INSTRUCTION> Go through the listing and pick out each line with the word "Retrieving" in it.

-- begin GIVEN DATA --

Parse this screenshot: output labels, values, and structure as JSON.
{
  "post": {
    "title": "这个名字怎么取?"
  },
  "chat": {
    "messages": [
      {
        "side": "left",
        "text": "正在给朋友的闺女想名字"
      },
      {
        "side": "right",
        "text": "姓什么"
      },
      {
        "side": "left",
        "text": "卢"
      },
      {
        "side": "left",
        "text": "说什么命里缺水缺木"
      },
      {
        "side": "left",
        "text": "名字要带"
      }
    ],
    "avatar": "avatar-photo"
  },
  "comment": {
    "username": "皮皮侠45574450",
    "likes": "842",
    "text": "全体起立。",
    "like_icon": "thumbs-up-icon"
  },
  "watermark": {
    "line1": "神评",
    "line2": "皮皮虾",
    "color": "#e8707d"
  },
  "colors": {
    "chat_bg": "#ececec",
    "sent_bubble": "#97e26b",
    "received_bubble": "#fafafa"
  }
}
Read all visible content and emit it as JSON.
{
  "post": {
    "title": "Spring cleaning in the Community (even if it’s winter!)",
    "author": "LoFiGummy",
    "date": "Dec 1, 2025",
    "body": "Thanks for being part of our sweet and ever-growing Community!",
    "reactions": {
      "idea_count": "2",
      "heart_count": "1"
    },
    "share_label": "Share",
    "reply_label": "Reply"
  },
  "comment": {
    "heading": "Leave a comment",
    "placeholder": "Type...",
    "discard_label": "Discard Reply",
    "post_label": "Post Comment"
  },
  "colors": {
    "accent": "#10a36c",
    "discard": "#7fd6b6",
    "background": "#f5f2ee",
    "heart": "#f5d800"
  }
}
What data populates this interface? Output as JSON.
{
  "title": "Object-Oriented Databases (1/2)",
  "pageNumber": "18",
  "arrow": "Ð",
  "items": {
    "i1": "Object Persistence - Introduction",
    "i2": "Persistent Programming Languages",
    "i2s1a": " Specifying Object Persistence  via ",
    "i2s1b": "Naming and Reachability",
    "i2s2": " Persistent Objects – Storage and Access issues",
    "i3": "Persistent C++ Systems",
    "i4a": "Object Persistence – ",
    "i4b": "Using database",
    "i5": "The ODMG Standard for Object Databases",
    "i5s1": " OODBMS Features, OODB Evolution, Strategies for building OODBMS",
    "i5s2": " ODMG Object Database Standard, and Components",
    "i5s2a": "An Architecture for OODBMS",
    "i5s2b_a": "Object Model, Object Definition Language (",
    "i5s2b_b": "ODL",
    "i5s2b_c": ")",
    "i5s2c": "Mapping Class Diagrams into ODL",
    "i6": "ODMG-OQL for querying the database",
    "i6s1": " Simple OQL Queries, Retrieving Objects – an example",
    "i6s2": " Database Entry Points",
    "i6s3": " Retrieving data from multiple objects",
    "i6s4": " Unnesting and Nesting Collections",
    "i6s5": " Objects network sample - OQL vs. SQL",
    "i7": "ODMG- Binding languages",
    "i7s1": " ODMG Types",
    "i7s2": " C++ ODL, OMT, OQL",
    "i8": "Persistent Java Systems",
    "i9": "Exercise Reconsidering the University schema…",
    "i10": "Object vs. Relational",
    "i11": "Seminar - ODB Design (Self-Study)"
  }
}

-- end GIVEN DATA --

COMPLETED EXERCISE>
    "i6s1": " Simple OQL Queries, Retrieving Objects – an example",
    "i6s3": " Retrieving data from multiple objects",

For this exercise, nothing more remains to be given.